** SUPPLIED RECORDS **
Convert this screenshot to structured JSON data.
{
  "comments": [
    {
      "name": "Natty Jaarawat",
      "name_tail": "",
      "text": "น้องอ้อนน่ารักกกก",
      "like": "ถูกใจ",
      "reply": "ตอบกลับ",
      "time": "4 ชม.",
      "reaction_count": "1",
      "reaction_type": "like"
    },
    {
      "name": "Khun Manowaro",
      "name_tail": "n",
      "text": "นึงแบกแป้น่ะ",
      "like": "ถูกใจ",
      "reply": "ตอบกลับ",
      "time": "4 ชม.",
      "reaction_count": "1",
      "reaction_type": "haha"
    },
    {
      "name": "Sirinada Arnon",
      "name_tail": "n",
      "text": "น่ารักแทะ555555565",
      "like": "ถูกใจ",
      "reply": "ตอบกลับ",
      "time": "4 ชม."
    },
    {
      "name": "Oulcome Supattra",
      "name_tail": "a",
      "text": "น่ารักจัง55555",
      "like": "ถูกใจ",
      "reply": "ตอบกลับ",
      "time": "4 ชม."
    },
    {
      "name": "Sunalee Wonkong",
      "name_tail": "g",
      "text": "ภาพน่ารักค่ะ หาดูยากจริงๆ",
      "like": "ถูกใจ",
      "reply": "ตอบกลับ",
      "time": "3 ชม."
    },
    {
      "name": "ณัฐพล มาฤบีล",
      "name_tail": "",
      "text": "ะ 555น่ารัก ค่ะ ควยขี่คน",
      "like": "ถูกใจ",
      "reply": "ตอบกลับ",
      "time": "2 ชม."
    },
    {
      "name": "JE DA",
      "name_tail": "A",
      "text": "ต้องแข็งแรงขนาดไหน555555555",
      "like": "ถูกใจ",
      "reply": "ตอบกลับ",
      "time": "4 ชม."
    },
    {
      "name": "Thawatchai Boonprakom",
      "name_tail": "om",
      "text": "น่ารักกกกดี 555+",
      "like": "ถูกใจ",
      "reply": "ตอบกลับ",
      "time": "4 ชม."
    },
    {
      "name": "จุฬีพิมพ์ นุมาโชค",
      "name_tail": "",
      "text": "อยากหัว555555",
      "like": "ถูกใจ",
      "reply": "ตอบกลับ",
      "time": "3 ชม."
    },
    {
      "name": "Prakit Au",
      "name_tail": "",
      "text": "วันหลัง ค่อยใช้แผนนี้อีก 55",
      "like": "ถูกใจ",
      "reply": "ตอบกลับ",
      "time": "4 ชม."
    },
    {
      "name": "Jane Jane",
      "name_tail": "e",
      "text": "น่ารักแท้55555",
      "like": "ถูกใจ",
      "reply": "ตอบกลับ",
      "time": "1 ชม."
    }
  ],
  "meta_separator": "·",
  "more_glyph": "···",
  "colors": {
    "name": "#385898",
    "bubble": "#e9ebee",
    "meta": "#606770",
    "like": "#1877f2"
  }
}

** YOUR OBJECTIVE **
Copy all of the data. Keep every word exactly as it is.

** REPLY **
Convert this screenshot to structured JSON data.
{
  "comments": [
    {
      "name": "Natty Jaarawat",
      "name_tail": "",
      "text": "น้องอ้อนน่ารักกกก",
      "like": "ถูกใจ",
      "reply": "ตอบกลับ",
      "time": "4 ชม.",
      "reaction_count": "1",
      "reaction_type": "like"
    },
    {
      "name": "Khun Manowaro",
      "name_tail": "n",
      "text": "นึงแบกแป้น่ะ",
      "like": "ถูกใจ",
      "reply": "ตอบกลับ",
      "time": "4 ชม.",
      "reaction_count": "1",
      "reaction_type": "haha"
    },
    {
      "name": "Sirinada Arnon",
      "name_tail": "n",
      "text": "น่ารักแทะ555555565",
      "like": "ถูกใจ",
      "reply": "ตอบกลับ",
      "time": "4 ชม."
    },
    {
      "name": "Oulcome Supattra",
      "name_tail": "a",
      "text": "น่ารักจัง55555",
      "like": "ถูกใจ",
      "reply": "ตอบกลับ",
      "time": "4 ชม."
    },
    {
      "name": "Sunalee Wonkong",
      "name_tail": "g",
      "text": "ภาพน่ารักค่ะ หาดูยากจริงๆ",
      "like": "ถูกใจ",
      "reply": "ตอบกลับ",
      "time": "3 ชม."
    },
    {
      "name": "ณัฐพล มาฤบีล",
      "name_tail": "",
      "text": "ะ 555น่ารัก ค่ะ ควยขี่คน",
      "like": "ถูกใจ",
      "reply": "ตอบกลับ",
      "time": "2 ชม."
    },
    {
      "name": "JE DA",
      "name_tail": "A",
      "text": "ต้องแข็งแรงขนาดไหน555555555",
      "like": "ถูกใจ",
      "reply": "ตอบกลับ",
      "time": "4 ชม."
    },
    {
      "name": "Thawatchai Boonprakom",
      "name_tail": "om",
      "text": "น่ารักกกกดี 555+",
      "like": "ถูกใจ",
      "reply": "ตอบกลับ",
      "time": "4 ชม."
    },
    {
      "name": "จุฬีพิมพ์ นุมาโชค",
      "name_tail": "",
      "text": "อยากหัว555555",
      "like": "ถูกใจ",
      "reply": "ตอบกลับ",
      "time": "3 ชม."
    },
    {
      "name": "Prakit Au",
      "name_tail": "",
      "text": "วันหลัง ค่อยใช้แผนนี้อีก 55",
      "like": "ถูกใจ",
      "reply": "ตอบกลับ",
      "time": "4 ชม."
    },
    {
      "name": "Jane Jane",
      "name_tail": "e",
      "text": "น่ารักแท้55555",
      "like": "ถูกใจ",
      "reply": "ตอบกลับ",
      "time": "1 ชม."
    }
  ],
  "meta_separator": "·",
  "more_glyph": "···",
  "colors": {
    "name": "#385898",
    "bubble": "#e9ebee",
    "meta": "#606770",
    "like": "#1877f2"
  }
}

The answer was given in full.